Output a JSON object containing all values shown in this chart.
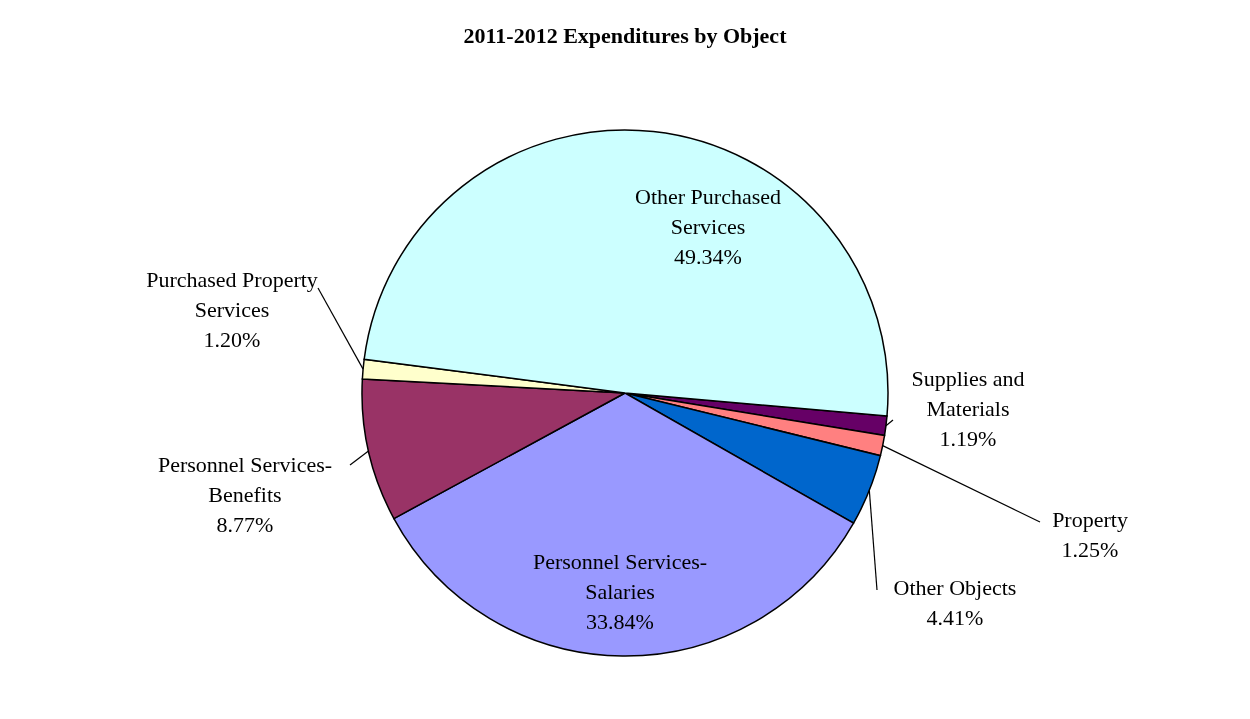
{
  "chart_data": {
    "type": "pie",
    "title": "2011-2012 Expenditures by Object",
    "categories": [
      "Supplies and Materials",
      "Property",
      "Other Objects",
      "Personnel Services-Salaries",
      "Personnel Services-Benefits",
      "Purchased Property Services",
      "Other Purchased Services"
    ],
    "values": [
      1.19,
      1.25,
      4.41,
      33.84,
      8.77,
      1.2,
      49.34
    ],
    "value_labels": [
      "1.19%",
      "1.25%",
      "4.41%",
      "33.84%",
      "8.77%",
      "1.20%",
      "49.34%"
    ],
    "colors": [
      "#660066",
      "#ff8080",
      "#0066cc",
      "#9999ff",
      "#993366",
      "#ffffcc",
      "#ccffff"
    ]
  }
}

* Task statement *
Could you reproduce every record above exactly, leaving out the pictures?

* Written reply *
Output a JSON object containing all values shown in this chart.
{
  "chart_data": {
    "type": "pie",
    "title": "2011-2012 Expenditures by Object",
    "categories": [
      "Supplies and Materials",
      "Property",
      "Other Objects",
      "Personnel Services-Salaries",
      "Personnel Services-Benefits",
      "Purchased Property Services",
      "Other Purchased Services"
    ],
    "values": [
      1.19,
      1.25,
      4.41,
      33.84,
      8.77,
      1.2,
      49.34
    ],
    "value_labels": [
      "1.19%",
      "1.25%",
      "4.41%",
      "33.84%",
      "8.77%",
      "1.20%",
      "49.34%"
    ],
    "colors": [
      "#660066",
      "#ff8080",
      "#0066cc",
      "#9999ff",
      "#993366",
      "#ffffcc",
      "#ccffff"
    ]
  }
}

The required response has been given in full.